■ **What is expected**: Where a line in the listing contains the string "Extract", copy that line out.

[Dataset entries on figures]
========================================================================

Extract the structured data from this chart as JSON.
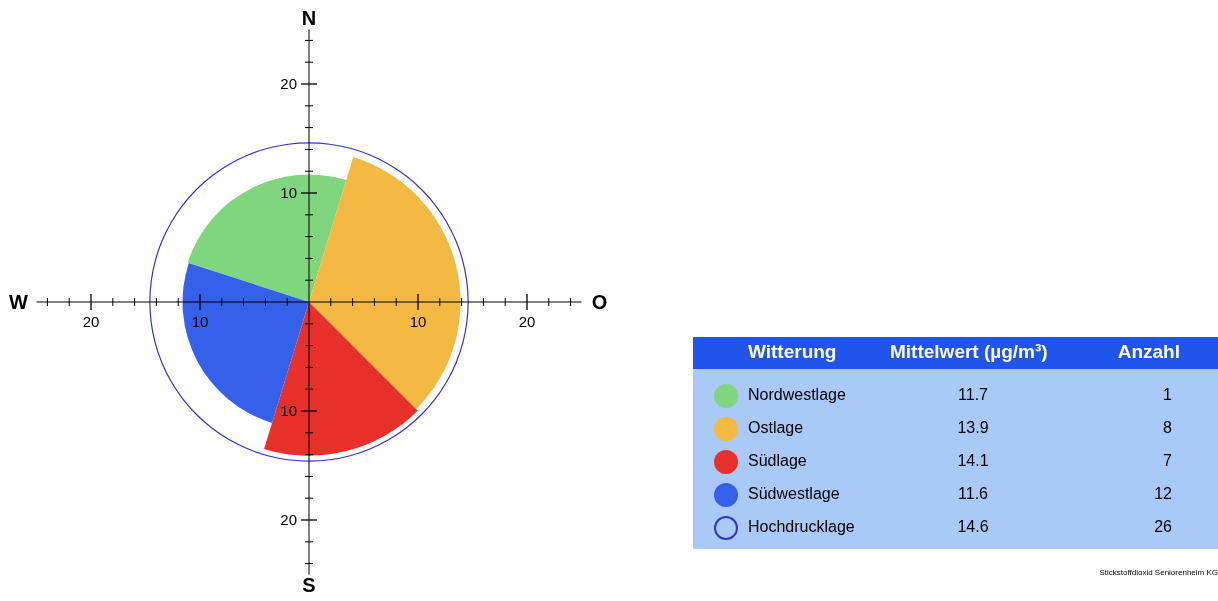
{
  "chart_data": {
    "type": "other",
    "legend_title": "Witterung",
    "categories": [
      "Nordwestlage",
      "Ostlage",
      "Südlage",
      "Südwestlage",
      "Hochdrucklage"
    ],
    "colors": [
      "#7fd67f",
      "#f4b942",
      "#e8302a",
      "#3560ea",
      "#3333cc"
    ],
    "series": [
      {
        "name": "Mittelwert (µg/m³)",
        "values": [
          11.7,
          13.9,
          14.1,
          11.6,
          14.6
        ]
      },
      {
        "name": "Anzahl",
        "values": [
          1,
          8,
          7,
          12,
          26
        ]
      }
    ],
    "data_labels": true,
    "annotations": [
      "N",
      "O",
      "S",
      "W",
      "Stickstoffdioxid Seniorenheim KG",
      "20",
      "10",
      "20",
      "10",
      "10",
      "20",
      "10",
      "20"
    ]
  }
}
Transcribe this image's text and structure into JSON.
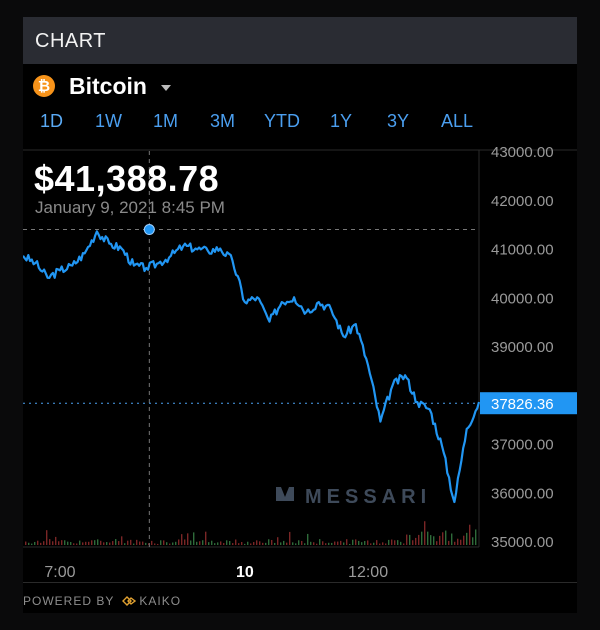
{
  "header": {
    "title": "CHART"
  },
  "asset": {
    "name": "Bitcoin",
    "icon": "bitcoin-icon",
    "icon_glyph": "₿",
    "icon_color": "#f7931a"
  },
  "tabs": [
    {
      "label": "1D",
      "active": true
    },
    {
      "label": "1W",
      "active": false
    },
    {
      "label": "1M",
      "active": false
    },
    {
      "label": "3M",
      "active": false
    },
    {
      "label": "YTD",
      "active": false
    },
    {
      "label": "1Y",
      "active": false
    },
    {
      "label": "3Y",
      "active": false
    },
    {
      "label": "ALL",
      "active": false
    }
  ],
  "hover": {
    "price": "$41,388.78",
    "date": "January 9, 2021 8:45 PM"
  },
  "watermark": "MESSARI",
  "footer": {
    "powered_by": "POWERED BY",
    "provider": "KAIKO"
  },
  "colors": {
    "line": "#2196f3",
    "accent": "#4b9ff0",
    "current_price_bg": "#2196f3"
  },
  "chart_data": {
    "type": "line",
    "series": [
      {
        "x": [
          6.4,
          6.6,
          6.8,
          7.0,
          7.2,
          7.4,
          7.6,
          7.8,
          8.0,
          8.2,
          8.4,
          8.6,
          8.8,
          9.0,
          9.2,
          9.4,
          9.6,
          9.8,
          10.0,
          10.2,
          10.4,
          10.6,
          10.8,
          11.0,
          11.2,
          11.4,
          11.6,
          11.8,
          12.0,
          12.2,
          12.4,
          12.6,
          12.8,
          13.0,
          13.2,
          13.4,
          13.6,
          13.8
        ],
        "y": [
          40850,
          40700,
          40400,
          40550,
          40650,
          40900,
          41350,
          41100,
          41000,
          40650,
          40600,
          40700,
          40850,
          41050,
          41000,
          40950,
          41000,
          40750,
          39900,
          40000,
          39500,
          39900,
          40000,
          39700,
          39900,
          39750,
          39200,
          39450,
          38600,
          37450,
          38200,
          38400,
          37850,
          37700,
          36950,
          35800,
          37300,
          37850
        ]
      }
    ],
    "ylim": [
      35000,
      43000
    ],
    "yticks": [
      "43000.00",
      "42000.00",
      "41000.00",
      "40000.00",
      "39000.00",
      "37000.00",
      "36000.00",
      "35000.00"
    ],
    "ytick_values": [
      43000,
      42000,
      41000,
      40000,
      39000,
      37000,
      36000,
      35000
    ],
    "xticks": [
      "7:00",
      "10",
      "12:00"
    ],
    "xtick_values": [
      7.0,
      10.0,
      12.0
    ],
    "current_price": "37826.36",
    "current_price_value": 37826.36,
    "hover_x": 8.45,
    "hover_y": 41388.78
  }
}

========================================================================

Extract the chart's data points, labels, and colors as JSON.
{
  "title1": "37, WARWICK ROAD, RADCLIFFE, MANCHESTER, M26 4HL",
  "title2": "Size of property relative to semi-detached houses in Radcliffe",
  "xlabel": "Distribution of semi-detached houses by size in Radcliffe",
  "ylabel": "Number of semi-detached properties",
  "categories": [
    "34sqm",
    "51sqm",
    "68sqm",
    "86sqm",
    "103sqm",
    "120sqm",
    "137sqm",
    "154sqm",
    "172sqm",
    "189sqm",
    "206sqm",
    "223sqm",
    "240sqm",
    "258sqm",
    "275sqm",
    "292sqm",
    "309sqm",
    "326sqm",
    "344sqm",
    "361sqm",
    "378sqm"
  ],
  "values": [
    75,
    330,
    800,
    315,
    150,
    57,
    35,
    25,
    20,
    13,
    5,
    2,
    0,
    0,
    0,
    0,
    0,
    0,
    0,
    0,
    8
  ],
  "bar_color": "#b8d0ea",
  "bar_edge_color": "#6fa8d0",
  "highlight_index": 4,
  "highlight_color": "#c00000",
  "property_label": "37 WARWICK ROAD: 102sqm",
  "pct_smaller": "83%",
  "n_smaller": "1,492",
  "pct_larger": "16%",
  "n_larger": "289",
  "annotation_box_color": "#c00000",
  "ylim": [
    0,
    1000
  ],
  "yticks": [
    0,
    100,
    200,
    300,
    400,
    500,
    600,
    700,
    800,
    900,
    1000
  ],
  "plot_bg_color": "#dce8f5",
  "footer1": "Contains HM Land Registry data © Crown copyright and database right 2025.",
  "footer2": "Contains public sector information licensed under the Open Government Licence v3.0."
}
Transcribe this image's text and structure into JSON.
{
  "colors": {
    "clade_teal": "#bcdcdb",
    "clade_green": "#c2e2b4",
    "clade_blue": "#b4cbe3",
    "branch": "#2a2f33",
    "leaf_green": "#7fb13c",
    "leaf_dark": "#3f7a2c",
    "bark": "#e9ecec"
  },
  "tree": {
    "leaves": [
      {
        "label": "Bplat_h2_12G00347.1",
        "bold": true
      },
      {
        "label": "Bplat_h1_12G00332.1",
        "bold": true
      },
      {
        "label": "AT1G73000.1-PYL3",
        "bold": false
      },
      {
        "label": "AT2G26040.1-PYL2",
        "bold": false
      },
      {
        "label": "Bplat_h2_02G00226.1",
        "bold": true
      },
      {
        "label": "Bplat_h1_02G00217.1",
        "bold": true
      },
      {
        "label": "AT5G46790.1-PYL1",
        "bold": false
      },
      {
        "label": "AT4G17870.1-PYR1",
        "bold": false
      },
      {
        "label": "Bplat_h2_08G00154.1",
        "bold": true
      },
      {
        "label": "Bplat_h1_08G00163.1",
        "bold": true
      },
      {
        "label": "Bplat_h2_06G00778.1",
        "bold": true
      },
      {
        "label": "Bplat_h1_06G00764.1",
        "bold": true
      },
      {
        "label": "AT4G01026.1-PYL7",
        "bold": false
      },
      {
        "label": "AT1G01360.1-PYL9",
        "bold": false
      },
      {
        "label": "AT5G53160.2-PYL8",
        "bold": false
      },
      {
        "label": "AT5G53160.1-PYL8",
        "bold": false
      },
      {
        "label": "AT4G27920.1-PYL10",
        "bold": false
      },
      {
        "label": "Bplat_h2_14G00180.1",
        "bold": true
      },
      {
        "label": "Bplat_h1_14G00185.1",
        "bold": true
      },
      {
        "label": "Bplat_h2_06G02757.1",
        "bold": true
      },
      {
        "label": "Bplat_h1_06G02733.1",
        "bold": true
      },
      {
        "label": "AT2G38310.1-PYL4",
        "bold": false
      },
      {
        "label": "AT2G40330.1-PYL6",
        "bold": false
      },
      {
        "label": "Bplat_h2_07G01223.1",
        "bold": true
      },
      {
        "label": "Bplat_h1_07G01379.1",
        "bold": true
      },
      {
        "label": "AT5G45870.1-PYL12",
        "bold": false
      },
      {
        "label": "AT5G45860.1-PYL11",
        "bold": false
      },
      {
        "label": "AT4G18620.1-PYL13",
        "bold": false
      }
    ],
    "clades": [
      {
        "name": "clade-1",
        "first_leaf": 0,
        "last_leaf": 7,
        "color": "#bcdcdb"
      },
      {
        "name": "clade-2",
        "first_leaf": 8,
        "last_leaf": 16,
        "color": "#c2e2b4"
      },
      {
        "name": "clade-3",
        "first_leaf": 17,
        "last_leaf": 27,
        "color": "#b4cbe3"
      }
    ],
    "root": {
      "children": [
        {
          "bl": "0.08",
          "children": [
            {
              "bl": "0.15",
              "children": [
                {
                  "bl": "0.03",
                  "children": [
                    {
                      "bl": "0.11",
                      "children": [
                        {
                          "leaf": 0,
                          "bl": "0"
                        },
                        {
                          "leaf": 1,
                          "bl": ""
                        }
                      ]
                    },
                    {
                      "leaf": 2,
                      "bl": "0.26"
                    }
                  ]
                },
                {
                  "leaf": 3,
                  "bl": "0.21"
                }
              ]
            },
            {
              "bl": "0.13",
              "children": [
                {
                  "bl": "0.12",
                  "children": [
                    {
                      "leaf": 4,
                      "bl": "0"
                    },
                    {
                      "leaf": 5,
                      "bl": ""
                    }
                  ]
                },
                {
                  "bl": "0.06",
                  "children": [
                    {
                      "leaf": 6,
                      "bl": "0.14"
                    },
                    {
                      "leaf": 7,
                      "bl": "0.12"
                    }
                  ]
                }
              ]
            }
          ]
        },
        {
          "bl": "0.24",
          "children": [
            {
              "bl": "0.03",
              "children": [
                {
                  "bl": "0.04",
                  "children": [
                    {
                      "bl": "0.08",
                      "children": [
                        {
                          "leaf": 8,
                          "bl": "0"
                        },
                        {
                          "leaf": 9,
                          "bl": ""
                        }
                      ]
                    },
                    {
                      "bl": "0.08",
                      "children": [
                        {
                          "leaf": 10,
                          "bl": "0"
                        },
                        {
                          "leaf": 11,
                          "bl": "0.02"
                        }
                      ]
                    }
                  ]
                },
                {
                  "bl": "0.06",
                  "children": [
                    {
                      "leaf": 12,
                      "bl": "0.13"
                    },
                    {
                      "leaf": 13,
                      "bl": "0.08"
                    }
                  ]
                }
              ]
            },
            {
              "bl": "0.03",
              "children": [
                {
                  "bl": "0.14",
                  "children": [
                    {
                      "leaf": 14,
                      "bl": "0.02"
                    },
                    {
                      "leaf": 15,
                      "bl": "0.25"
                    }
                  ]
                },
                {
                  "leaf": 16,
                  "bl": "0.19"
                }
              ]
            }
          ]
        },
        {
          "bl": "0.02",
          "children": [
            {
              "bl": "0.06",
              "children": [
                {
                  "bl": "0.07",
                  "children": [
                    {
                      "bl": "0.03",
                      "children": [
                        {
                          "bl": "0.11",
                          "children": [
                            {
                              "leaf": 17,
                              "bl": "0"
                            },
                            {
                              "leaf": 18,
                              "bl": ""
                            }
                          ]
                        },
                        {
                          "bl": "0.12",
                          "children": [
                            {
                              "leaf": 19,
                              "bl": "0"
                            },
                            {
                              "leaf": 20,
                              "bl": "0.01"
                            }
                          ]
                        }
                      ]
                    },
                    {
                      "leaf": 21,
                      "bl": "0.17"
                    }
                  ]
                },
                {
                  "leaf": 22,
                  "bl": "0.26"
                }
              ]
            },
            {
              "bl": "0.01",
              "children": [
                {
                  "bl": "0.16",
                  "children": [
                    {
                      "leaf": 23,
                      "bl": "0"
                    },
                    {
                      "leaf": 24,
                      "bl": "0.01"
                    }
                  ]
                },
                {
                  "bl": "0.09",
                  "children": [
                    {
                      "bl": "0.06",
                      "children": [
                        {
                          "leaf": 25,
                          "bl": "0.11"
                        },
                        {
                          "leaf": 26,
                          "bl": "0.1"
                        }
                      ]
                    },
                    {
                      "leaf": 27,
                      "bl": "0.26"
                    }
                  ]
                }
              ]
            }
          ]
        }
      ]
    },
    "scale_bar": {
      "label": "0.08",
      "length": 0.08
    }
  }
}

========================================================================

■ **Worked solution**:
Extract the structured data from this chart as JSON.
Extract the chart's data points, labels, and colors as JSON.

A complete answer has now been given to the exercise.